### What is required
Exact repetition is required: output every record in full.

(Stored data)
---*---

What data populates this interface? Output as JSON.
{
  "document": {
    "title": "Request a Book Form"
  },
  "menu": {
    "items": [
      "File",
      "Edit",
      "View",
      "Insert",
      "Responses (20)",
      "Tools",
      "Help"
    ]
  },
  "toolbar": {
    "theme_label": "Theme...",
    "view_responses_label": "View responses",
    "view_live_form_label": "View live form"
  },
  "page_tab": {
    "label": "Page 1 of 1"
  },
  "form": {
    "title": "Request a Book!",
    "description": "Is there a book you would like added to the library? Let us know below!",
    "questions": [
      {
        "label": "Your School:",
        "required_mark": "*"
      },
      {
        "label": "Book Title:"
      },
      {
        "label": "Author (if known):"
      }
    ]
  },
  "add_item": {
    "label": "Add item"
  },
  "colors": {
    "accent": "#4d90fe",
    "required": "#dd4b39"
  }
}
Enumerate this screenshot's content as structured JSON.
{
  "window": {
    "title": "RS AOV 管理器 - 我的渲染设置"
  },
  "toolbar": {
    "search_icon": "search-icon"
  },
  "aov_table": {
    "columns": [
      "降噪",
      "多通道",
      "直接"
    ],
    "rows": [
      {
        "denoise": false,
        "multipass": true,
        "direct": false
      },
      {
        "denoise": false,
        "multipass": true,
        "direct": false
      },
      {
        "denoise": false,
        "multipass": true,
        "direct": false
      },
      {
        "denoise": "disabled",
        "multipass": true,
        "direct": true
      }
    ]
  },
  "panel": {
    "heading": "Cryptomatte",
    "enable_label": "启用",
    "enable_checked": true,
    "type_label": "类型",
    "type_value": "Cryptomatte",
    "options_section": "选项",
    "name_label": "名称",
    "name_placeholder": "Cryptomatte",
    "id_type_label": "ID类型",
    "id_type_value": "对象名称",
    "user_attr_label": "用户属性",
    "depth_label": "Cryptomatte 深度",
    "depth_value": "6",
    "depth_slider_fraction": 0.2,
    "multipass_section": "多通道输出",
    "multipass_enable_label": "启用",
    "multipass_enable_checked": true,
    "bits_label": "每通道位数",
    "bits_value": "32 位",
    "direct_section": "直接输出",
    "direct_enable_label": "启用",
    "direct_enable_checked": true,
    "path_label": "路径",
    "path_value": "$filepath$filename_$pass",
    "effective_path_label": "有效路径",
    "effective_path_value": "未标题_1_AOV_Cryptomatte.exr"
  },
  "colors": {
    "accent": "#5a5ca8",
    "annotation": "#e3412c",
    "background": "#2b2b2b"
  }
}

---*---

### Answer to this task
What data populates this interface? Output as JSON.
{
  "document": {
    "title": "Request a Book Form"
  },
  "menu": {
    "items": [
      "File",
      "Edit",
      "View",
      "Insert",
      "Responses (20)",
      "Tools",
      "Help"
    ]
  },
  "toolbar": {
    "theme_label": "Theme...",
    "view_responses_label": "View responses",
    "view_live_form_label": "View live form"
  },
  "page_tab": {
    "label": "Page 1 of 1"
  },
  "form": {
    "title": "Request a Book!",
    "description": "Is there a book you would like added to the library? Let us know below!",
    "questions": [
      {
        "label": "Your School:",
        "required_mark": "*"
      },
      {
        "label": "Book Title:"
      },
      {
        "label": "Author (if known):"
      }
    ]
  },
  "add_item": {
    "label": "Add item"
  },
  "colors": {
    "accent": "#4d90fe",
    "required": "#dd4b39"
  }
}
Enumerate this screenshot's content as structured JSON.
{
  "window": {
    "title": "RS AOV 管理器 - 我的渲染设置"
  },
  "toolbar": {
    "search_icon": "search-icon"
  },
  "aov_table": {
    "columns": [
      "降噪",
      "多通道",
      "直接"
    ],
    "rows": [
      {
        "denoise": false,
        "multipass": true,
        "direct": false
      },
      {
        "denoise": false,
        "multipass": true,
        "direct": false
      },
      {
        "denoise": false,
        "multipass": true,
        "direct": false
      },
      {
        "denoise": "disabled",
        "multipass": true,
        "direct": true
      }
    ]
  },
  "panel": {
    "heading": "Cryptomatte",
    "enable_label": "启用",
    "enable_checked": true,
    "type_label": "类型",
    "type_value": "Cryptomatte",
    "options_section": "选项",
    "name_label": "名称",
    "name_placeholder": "Cryptomatte",
    "id_type_label": "ID类型",
    "id_type_value": "对象名称",
    "user_attr_label": "用户属性",
    "depth_label": "Cryptomatte 深度",
    "depth_value": "6",
    "depth_slider_fraction": 0.2,
    "multipass_section": "多通道输出",
    "multipass_enable_label": "启用",
    "multipass_enable_checked": true,
    "bits_label": "每通道位数",
    "bits_value": "32 位",
    "direct_section": "直接输出",
    "direct_enable_label": "启用",
    "direct_enable_checked": true,
    "path_label": "路径",
    "path_value": "$filepath$filename_$pass",
    "effective_path_label": "有效路径",
    "effective_path_value": "未标题_1_AOV_Cryptomatte.exr"
  },
  "colors": {
    "accent": "#5a5ca8",
    "annotation": "#e3412c",
    "background": "#2b2b2b"
  }
}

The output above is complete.